» Given task
Filter the lines below, copying only those with the string "项都不是".

(Source data)
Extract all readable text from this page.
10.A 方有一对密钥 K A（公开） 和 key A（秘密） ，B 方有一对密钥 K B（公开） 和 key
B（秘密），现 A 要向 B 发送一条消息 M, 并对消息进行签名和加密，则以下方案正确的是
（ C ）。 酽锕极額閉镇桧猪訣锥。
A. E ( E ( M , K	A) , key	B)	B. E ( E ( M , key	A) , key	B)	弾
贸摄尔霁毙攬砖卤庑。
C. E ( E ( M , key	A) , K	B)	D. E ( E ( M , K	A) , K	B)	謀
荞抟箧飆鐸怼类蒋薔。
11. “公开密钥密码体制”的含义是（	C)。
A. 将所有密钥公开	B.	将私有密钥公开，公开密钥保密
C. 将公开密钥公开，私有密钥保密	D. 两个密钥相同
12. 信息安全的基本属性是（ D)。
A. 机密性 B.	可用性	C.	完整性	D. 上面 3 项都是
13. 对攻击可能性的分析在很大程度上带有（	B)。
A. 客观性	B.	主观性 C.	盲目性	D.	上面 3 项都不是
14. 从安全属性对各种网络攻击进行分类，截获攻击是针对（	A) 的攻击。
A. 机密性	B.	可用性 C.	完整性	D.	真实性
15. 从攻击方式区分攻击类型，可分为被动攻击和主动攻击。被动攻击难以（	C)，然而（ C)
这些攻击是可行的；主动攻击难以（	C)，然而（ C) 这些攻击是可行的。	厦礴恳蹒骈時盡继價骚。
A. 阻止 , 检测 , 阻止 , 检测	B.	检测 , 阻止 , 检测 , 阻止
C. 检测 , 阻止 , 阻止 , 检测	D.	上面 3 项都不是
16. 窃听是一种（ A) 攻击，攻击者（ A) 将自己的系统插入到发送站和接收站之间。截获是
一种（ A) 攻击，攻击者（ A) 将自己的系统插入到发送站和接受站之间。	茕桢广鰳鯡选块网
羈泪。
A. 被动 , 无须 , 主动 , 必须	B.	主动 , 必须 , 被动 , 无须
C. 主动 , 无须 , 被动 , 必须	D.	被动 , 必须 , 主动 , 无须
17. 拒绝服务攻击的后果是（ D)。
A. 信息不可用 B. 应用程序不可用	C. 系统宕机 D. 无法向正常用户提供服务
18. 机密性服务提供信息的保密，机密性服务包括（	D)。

» The completed task
A. 客观性	B.	主观性 C.	盲目性	D.	上面 3 项都不是
C. 检测 , 阻止 , 阻止 , 检测	D.	上面 3 项都不是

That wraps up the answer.